[start of MATERIAL PROVIDED]

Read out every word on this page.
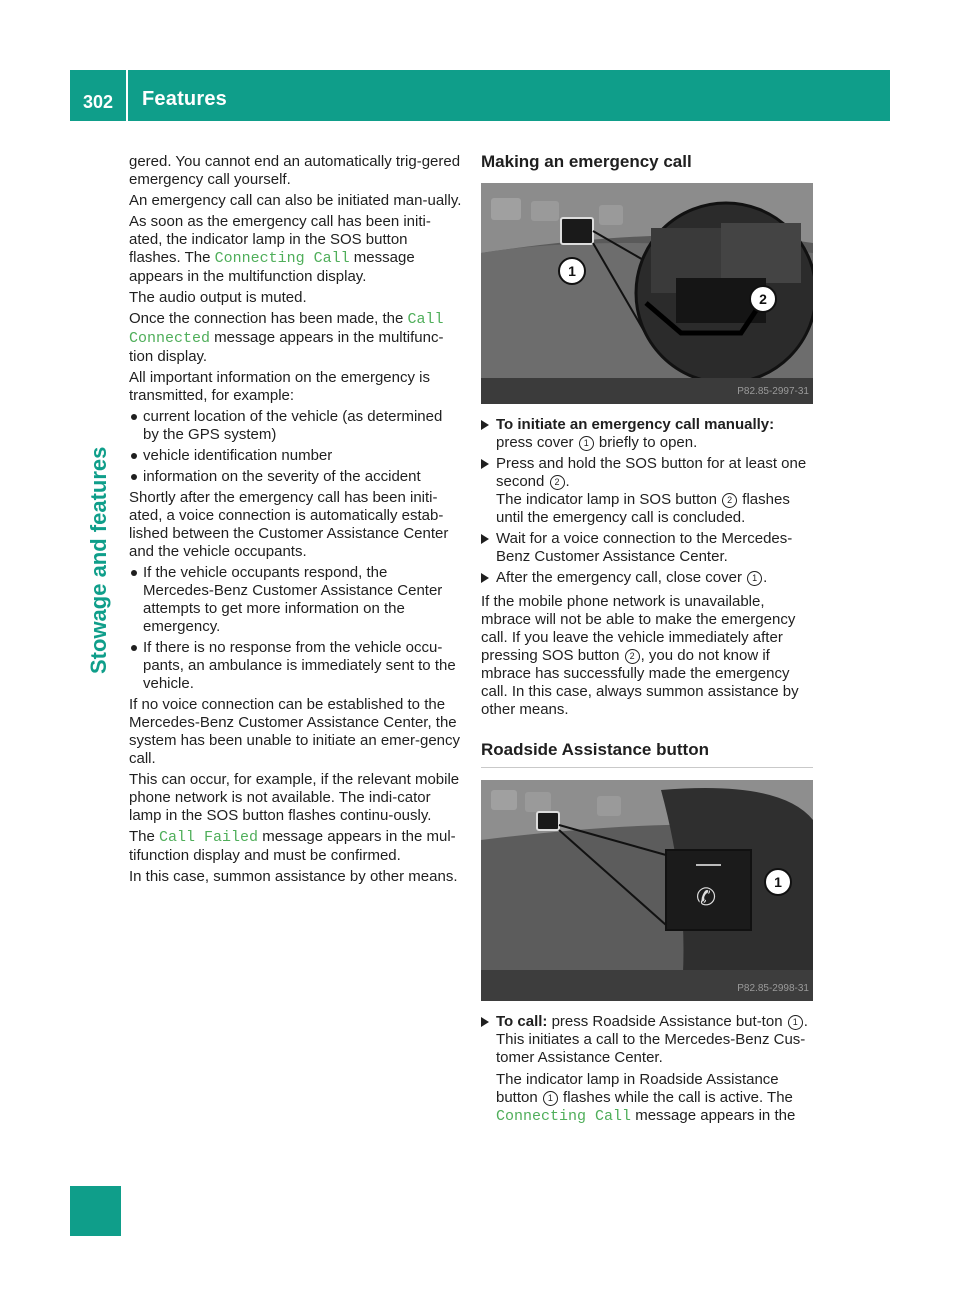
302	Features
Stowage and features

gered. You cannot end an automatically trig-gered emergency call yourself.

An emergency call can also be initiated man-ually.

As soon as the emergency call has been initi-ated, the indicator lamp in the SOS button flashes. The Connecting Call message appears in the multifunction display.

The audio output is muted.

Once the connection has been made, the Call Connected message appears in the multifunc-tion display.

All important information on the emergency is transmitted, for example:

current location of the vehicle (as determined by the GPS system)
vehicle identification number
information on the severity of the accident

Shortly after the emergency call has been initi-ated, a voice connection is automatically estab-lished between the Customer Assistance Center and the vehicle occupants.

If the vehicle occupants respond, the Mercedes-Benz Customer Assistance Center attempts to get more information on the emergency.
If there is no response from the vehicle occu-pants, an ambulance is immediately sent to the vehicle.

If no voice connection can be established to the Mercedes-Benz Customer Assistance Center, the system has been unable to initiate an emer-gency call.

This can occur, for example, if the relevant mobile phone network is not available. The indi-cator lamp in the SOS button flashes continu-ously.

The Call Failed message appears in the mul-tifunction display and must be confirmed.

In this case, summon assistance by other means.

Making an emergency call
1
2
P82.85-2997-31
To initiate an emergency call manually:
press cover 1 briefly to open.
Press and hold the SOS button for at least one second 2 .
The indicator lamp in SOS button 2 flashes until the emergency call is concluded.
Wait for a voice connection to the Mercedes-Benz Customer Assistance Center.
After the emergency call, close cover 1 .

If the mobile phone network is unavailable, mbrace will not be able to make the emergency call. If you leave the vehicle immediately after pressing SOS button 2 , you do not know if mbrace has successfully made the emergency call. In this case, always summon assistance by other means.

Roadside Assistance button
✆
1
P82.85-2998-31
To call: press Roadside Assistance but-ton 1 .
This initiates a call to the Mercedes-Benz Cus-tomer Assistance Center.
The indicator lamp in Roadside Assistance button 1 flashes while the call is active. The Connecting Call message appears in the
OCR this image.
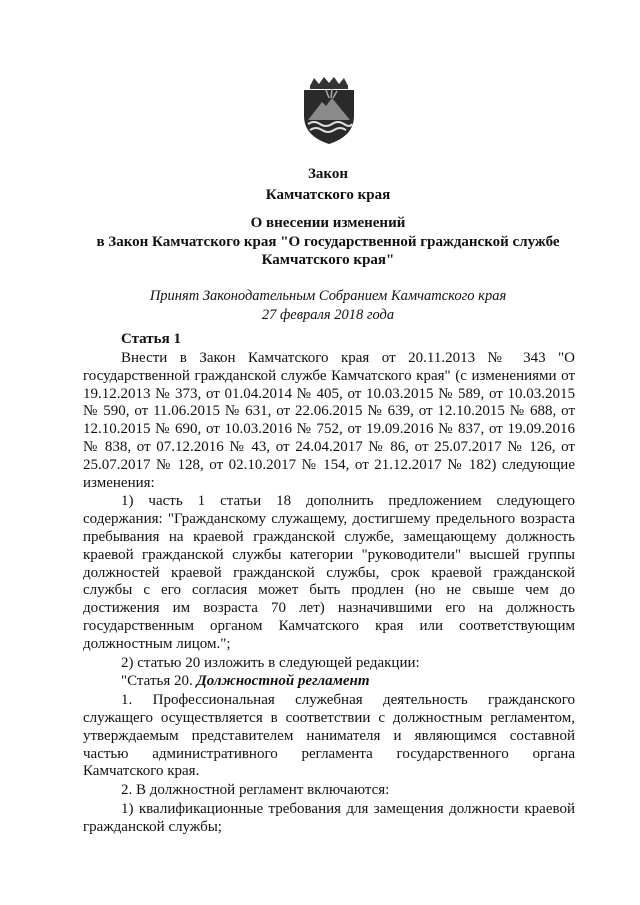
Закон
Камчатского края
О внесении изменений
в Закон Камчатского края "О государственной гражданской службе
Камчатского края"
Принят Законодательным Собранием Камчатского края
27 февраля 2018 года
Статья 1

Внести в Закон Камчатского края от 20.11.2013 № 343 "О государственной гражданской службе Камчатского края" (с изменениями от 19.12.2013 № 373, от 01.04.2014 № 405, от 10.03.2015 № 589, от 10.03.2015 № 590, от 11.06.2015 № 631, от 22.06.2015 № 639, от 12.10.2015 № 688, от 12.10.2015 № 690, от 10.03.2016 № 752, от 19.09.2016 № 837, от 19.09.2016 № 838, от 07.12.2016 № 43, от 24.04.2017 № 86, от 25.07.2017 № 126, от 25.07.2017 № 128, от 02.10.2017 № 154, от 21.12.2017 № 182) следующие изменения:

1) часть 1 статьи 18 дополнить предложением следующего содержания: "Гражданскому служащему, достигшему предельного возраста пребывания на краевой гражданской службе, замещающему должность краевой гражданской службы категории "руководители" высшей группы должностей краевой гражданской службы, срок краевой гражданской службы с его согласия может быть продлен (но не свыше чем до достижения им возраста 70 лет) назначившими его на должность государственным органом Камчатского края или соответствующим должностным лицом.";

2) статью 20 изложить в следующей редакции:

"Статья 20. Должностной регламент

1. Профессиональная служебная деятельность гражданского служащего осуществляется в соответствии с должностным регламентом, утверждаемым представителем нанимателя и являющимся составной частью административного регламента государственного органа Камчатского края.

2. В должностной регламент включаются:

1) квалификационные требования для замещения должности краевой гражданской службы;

[end of MATERIAL PROVIDED]

Identify and copy the lines holding the word "system".

current location of the vehicle (as determined by the GPS system)
If no voice connection can be established to the Mercedes-Benz Customer Assistance Center, the system has been unable to initiate an emer-gency call.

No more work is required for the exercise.